Your task is to write out the complete listing exactly as it is shown.

# Start of Recorded information

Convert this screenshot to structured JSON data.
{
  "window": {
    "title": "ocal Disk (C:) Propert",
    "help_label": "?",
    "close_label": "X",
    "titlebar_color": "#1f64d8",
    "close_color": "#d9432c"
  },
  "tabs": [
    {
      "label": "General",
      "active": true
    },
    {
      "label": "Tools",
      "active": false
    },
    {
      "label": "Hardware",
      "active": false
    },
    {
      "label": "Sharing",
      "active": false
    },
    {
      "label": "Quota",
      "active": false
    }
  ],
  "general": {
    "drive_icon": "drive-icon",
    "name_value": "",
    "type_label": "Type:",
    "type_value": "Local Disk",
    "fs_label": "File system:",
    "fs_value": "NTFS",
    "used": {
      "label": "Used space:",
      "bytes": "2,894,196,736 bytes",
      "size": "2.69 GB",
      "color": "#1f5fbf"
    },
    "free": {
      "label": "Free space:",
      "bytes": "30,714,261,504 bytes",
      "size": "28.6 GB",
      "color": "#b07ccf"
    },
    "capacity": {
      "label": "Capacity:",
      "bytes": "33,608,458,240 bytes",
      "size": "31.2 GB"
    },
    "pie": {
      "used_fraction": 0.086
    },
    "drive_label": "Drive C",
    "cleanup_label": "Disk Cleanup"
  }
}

# End of Recorded information

**Output of the task:**
Convert this screenshot to structured JSON data.
{
  "window": {
    "title": "ocal Disk (C:) Propert",
    "help_label": "?",
    "close_label": "X",
    "titlebar_color": "#1f64d8",
    "close_color": "#d9432c"
  },
  "tabs": [
    {
      "label": "General",
      "active": true
    },
    {
      "label": "Tools",
      "active": false
    },
    {
      "label": "Hardware",
      "active": false
    },
    {
      "label": "Sharing",
      "active": false
    },
    {
      "label": "Quota",
      "active": false
    }
  ],
  "general": {
    "drive_icon": "drive-icon",
    "name_value": "",
    "type_label": "Type:",
    "type_value": "Local Disk",
    "fs_label": "File system:",
    "fs_value": "NTFS",
    "used": {
      "label": "Used space:",
      "bytes": "2,894,196,736 bytes",
      "size": "2.69 GB",
      "color": "#1f5fbf"
    },
    "free": {
      "label": "Free space:",
      "bytes": "30,714,261,504 bytes",
      "size": "28.6 GB",
      "color": "#b07ccf"
    },
    "capacity": {
      "label": "Capacity:",
      "bytes": "33,608,458,240 bytes",
      "size": "31.2 GB"
    },
    "pie": {
      "used_fraction": 0.086
    },
    "drive_label": "Drive C",
    "cleanup_label": "Disk Cleanup"
  }
}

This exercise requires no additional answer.